> Task goal: Reproduce all the entries precisely.

> Data shown:
______
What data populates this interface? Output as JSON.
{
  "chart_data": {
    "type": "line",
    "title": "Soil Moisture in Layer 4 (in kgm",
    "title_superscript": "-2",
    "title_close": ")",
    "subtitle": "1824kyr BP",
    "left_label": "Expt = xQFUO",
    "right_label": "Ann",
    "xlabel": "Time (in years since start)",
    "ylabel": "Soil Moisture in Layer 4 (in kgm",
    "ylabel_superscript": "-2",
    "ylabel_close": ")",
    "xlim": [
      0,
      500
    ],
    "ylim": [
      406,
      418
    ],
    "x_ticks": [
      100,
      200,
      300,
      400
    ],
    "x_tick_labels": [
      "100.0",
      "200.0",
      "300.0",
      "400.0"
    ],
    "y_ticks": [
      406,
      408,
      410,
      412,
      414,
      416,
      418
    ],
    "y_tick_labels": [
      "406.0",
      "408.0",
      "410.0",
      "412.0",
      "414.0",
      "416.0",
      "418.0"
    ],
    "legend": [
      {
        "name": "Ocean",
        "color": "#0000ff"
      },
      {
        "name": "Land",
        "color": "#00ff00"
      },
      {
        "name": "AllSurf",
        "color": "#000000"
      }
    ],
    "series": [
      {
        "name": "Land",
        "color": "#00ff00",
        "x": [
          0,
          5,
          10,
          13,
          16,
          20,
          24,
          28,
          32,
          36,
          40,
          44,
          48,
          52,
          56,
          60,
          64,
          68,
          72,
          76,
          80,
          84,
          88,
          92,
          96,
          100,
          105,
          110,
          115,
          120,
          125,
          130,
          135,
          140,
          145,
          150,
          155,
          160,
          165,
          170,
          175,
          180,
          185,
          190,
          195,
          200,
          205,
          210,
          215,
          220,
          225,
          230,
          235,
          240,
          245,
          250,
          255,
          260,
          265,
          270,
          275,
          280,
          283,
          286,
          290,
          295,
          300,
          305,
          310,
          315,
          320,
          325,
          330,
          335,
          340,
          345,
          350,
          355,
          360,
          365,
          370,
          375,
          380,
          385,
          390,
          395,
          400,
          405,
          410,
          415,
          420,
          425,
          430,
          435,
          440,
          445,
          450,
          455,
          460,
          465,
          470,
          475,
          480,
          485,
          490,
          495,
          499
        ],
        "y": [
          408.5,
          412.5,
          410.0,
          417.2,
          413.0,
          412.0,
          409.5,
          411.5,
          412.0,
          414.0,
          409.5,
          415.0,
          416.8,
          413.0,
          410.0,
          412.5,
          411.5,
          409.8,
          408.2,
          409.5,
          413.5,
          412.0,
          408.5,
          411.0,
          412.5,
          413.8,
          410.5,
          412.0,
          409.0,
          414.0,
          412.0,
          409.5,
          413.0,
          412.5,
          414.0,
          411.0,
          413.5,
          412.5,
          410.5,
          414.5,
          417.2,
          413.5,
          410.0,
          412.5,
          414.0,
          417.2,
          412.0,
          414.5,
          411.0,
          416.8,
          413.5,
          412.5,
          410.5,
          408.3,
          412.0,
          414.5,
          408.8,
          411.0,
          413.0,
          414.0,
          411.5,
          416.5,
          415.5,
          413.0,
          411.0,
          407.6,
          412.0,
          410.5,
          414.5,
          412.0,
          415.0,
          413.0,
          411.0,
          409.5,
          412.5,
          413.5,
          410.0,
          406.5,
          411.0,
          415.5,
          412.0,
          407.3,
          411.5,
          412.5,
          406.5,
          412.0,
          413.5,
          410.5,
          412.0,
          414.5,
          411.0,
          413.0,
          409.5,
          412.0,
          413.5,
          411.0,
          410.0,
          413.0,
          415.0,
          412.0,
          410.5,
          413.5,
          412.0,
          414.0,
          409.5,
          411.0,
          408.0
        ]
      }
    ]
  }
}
______
> Reply:
What data populates this interface? Output as JSON.
{
  "chart_data": {
    "type": "line",
    "title": "Soil Moisture in Layer 4 (in kgm",
    "title_superscript": "-2",
    "title_close": ")",
    "subtitle": "1824kyr BP",
    "left_label": "Expt = xQFUO",
    "right_label": "Ann",
    "xlabel": "Time (in years since start)",
    "ylabel": "Soil Moisture in Layer 4 (in kgm",
    "ylabel_superscript": "-2",
    "ylabel_close": ")",
    "xlim": [
      0,
      500
    ],
    "ylim": [
      406,
      418
    ],
    "x_ticks": [
      100,
      200,
      300,
      400
    ],
    "x_tick_labels": [
      "100.0",
      "200.0",
      "300.0",
      "400.0"
    ],
    "y_ticks": [
      406,
      408,
      410,
      412,
      414,
      416,
      418
    ],
    "y_tick_labels": [
      "406.0",
      "408.0",
      "410.0",
      "412.0",
      "414.0",
      "416.0",
      "418.0"
    ],
    "legend": [
      {
        "name": "Ocean",
        "color": "#0000ff"
      },
      {
        "name": "Land",
        "color": "#00ff00"
      },
      {
        "name": "AllSurf",
        "color": "#000000"
      }
    ],
    "series": [
      {
        "name": "Land",
        "color": "#00ff00",
        "x": [
          0,
          5,
          10,
          13,
          16,
          20,
          24,
          28,
          32,
          36,
          40,
          44,
          48,
          52,
          56,
          60,
          64,
          68,
          72,
          76,
          80,
          84,
          88,
          92,
          96,
          100,
          105,
          110,
          115,
          120,
          125,
          130,
          135,
          140,
          145,
          150,
          155,
          160,
          165,
          170,
          175,
          180,
          185,
          190,
          195,
          200,
          205,
          210,
          215,
          220,
          225,
          230,
          235,
          240,
          245,
          250,
          255,
          260,
          265,
          270,
          275,
          280,
          283,
          286,
          290,
          295,
          300,
          305,
          310,
          315,
          320,
          325,
          330,
          335,
          340,
          345,
          350,
          355,
          360,
          365,
          370,
          375,
          380,
          385,
          390,
          395,
          400,
          405,
          410,
          415,
          420,
          425,
          430,
          435,
          440,
          445,
          450,
          455,
          460,
          465,
          470,
          475,
          480,
          485,
          490,
          495,
          499
        ],
        "y": [
          408.5,
          412.5,
          410.0,
          417.2,
          413.0,
          412.0,
          409.5,
          411.5,
          412.0,
          414.0,
          409.5,
          415.0,
          416.8,
          413.0,
          410.0,
          412.5,
          411.5,
          409.8,
          408.2,
          409.5,
          413.5,
          412.0,
          408.5,
          411.0,
          412.5,
          413.8,
          410.5,
          412.0,
          409.0,
          414.0,
          412.0,
          409.5,
          413.0,
          412.5,
          414.0,
          411.0,
          413.5,
          412.5,
          410.5,
          414.5,
          417.2,
          413.5,
          410.0,
          412.5,
          414.0,
          417.2,
          412.0,
          414.5,
          411.0,
          416.8,
          413.5,
          412.5,
          410.5,
          408.3,
          412.0,
          414.5,
          408.8,
          411.0,
          413.0,
          414.0,
          411.5,
          416.5,
          415.5,
          413.0,
          411.0,
          407.6,
          412.0,
          410.5,
          414.5,
          412.0,
          415.0,
          413.0,
          411.0,
          409.5,
          412.5,
          413.5,
          410.0,
          406.5,
          411.0,
          415.5,
          412.0,
          407.3,
          411.5,
          412.5,
          406.5,
          412.0,
          413.5,
          410.5,
          412.0,
          414.5,
          411.0,
          413.0,
          409.5,
          412.0,
          413.5,
          411.0,
          410.0,
          413.0,
          415.0,
          412.0,
          410.5,
          413.5,
          412.0,
          414.0,
          409.5,
          411.0,
          408.0
        ]
      }
    ]
  }
}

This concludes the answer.